(Dataset records)

# # # # # # #

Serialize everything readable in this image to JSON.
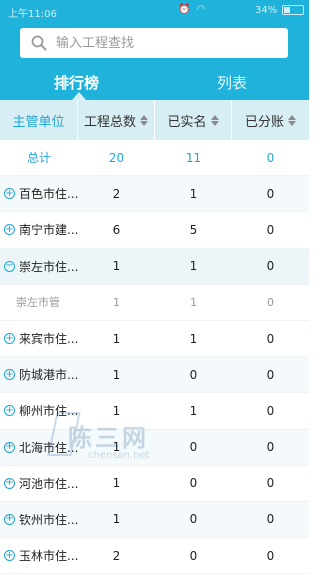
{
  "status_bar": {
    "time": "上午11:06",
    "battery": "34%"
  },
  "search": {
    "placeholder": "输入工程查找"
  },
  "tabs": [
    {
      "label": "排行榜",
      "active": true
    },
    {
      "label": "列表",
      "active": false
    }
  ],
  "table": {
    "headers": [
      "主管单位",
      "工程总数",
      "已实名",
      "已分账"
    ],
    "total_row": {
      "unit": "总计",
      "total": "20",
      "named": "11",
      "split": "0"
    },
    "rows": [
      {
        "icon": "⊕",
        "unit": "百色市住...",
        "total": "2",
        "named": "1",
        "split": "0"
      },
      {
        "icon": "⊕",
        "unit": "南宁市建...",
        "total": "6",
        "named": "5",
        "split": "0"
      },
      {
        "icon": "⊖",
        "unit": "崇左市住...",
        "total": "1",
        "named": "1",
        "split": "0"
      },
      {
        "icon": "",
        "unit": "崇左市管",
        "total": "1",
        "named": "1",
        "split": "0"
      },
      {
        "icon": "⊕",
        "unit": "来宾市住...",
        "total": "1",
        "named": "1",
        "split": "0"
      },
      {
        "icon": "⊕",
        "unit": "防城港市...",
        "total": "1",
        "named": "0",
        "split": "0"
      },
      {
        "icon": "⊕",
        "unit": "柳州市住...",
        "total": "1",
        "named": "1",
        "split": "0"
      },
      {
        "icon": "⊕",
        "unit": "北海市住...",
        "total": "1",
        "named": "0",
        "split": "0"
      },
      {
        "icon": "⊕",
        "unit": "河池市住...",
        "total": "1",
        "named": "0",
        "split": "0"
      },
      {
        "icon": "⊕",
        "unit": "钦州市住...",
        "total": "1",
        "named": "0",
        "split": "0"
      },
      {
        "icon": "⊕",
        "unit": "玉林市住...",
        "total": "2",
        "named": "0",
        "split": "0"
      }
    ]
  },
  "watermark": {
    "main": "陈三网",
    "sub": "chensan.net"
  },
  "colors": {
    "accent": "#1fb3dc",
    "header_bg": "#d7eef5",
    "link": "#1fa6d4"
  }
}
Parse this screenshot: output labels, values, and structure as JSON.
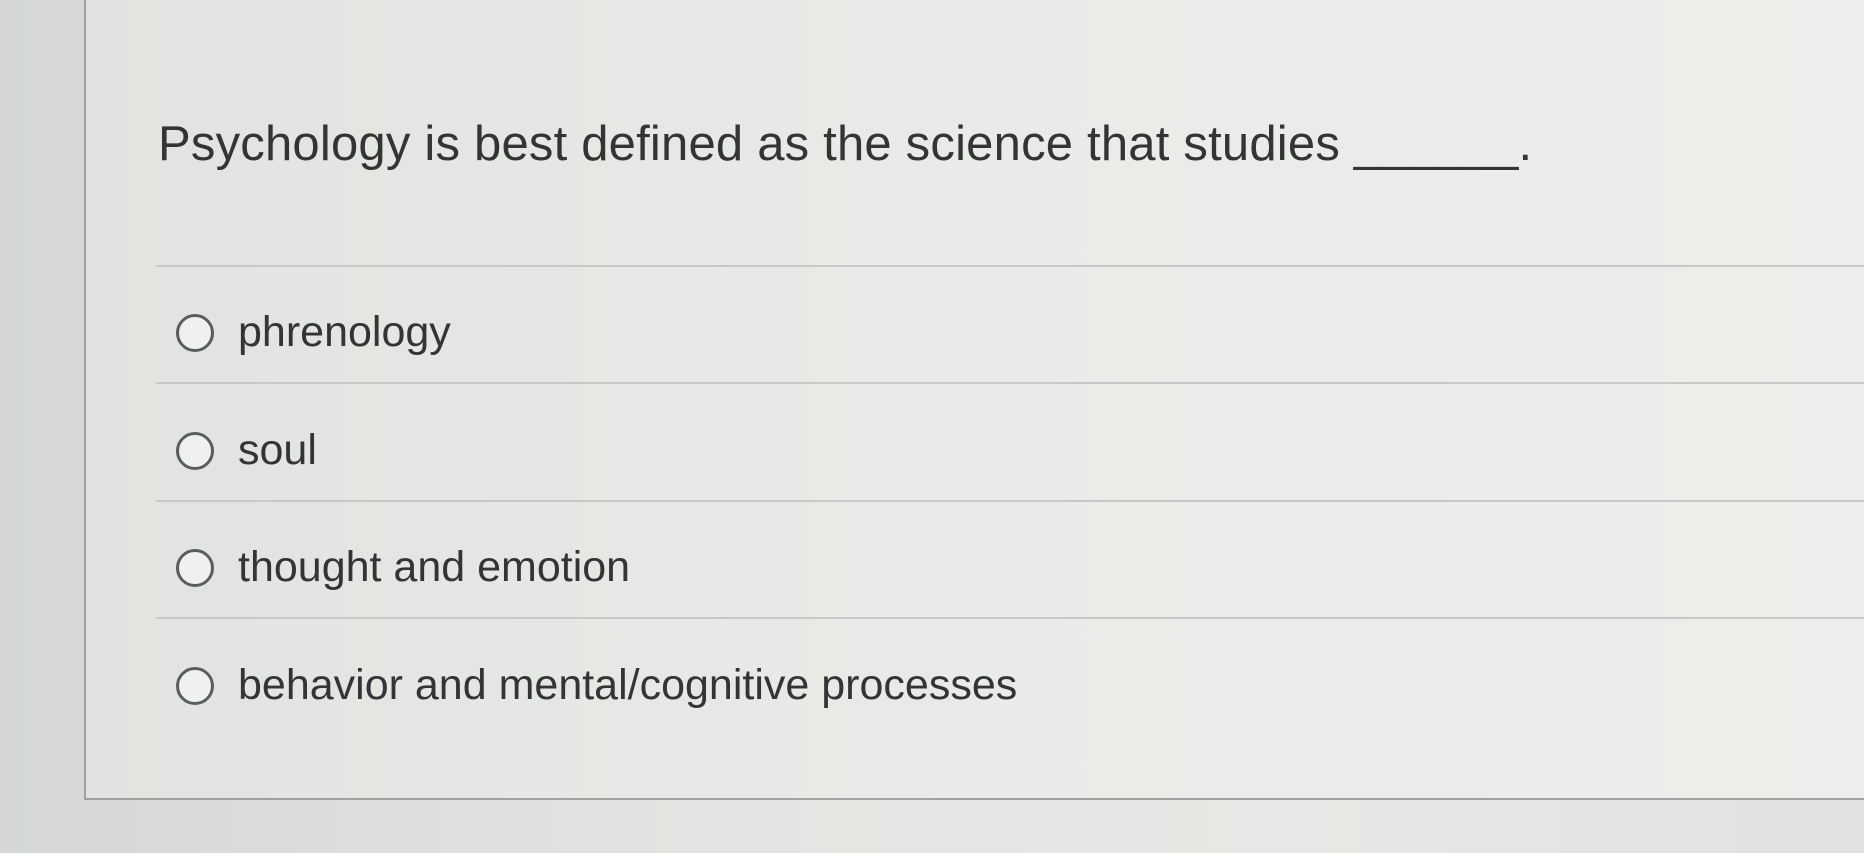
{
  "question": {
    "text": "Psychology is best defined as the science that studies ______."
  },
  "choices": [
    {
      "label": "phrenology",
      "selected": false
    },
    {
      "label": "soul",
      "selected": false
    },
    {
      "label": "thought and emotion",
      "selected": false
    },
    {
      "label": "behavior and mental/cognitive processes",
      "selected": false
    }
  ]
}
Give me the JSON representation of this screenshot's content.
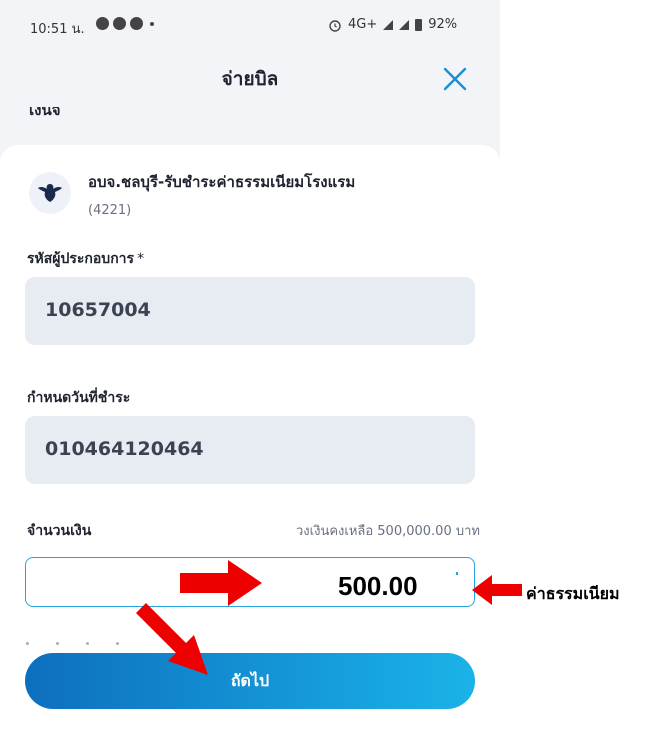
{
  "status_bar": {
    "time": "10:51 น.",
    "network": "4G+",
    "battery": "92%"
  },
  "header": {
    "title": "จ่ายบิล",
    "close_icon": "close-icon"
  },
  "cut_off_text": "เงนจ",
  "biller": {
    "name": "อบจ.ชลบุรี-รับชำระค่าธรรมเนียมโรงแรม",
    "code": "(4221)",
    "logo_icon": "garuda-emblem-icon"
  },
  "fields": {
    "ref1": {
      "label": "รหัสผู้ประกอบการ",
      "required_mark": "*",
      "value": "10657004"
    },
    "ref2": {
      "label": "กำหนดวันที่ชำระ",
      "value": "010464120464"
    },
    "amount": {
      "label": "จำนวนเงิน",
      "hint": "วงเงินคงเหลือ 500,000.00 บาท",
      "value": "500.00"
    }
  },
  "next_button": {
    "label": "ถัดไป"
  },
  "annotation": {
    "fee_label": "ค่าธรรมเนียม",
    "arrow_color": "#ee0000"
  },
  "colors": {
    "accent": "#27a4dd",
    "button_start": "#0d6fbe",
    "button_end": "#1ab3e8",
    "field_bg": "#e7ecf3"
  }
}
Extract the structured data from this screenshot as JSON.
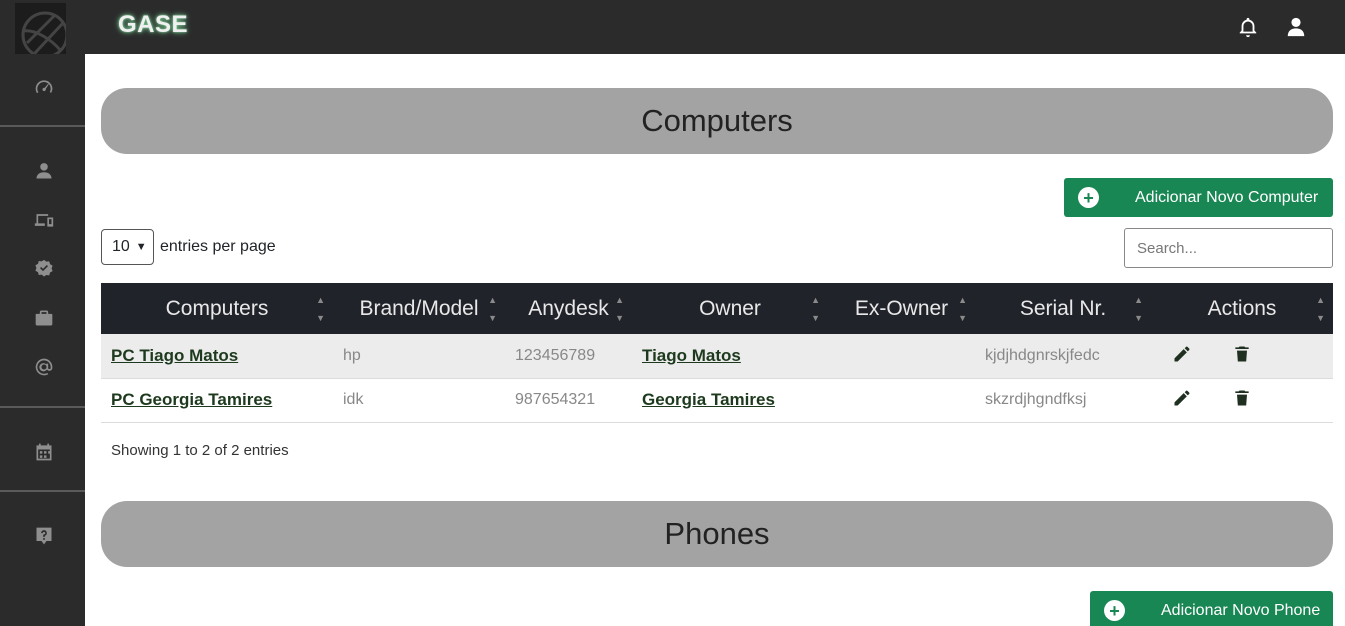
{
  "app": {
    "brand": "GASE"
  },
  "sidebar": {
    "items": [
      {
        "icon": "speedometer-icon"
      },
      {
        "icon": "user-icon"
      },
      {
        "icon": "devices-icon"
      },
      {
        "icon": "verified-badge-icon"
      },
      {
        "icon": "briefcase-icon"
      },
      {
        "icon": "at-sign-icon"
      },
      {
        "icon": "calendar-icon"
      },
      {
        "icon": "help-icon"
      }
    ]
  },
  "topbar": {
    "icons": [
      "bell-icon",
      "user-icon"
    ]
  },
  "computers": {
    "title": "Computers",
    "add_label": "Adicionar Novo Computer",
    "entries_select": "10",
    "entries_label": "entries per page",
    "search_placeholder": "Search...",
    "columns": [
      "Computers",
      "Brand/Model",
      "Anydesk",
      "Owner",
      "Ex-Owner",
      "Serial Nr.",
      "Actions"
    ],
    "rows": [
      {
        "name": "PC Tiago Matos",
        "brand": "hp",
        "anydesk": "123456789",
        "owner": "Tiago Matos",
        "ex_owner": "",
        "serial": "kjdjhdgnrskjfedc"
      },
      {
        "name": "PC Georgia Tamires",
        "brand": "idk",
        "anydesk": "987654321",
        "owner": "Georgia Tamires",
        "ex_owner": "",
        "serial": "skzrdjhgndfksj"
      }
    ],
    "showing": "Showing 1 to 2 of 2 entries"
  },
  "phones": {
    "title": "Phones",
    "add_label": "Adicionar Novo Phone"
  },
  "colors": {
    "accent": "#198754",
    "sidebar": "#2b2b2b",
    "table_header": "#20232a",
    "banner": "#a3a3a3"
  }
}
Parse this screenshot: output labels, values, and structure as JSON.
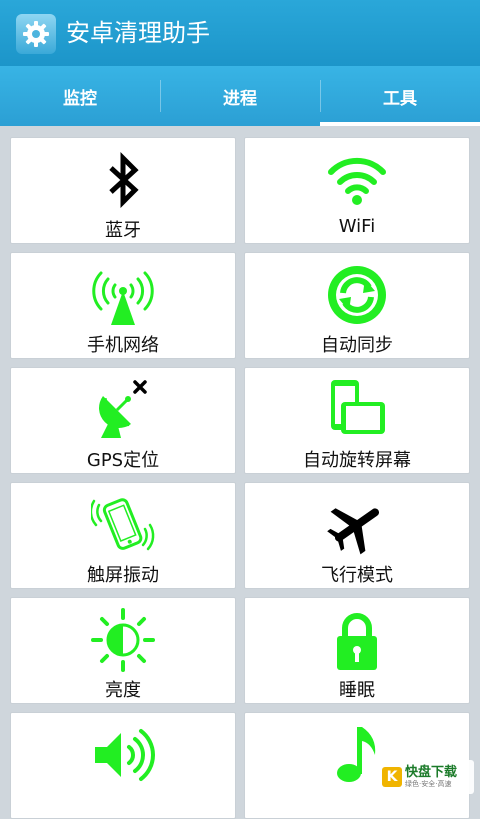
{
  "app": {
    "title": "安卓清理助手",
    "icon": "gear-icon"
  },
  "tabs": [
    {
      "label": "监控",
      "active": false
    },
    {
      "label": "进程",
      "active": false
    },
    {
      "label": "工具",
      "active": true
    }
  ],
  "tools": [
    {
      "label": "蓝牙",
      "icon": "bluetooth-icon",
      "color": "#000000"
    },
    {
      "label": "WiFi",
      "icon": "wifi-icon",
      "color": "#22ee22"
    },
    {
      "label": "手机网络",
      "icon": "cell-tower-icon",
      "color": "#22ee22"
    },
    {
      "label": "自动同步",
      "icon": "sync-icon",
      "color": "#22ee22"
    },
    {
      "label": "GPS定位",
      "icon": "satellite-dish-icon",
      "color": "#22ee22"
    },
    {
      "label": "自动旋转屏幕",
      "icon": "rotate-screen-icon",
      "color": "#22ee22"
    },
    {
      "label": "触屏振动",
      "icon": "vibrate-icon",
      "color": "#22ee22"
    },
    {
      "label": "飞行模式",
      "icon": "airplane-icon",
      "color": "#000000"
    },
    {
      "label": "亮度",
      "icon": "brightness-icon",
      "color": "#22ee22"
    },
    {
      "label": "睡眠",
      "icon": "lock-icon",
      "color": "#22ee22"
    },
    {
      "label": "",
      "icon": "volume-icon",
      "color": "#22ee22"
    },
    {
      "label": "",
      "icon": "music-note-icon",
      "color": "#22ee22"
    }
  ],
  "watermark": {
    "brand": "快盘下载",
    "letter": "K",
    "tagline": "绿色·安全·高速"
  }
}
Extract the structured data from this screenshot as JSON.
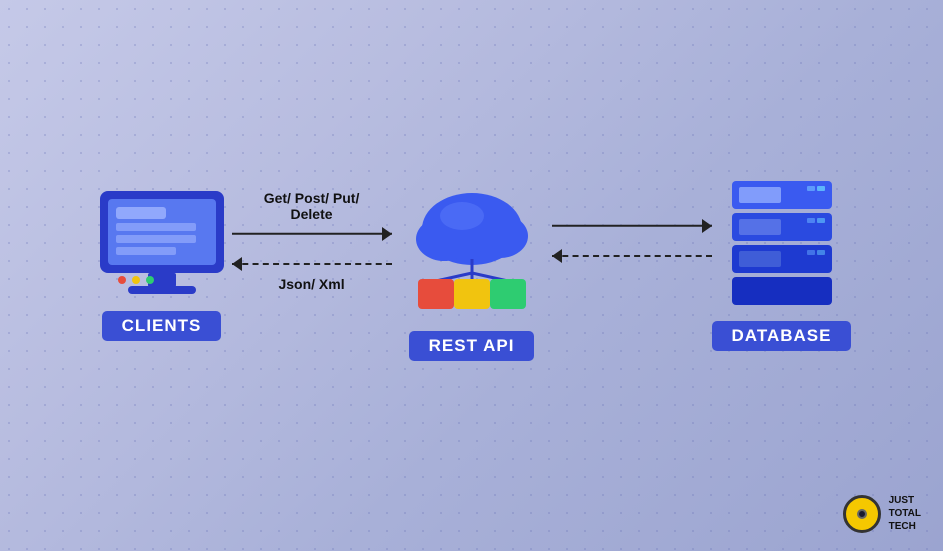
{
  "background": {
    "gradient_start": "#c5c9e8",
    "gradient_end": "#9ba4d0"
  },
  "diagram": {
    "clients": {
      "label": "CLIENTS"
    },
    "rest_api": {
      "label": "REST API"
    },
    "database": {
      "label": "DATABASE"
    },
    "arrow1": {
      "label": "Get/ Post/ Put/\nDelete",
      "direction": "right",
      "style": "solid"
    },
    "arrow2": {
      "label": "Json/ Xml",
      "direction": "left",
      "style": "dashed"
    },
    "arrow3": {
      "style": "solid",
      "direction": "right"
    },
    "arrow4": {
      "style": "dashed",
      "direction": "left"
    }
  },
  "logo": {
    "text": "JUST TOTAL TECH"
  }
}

# # # # # # #

Check every line of the listing for the string "unit" and report how many lines have it, as a number alone.

• **ANSWER TO THIS EXERCISE**
12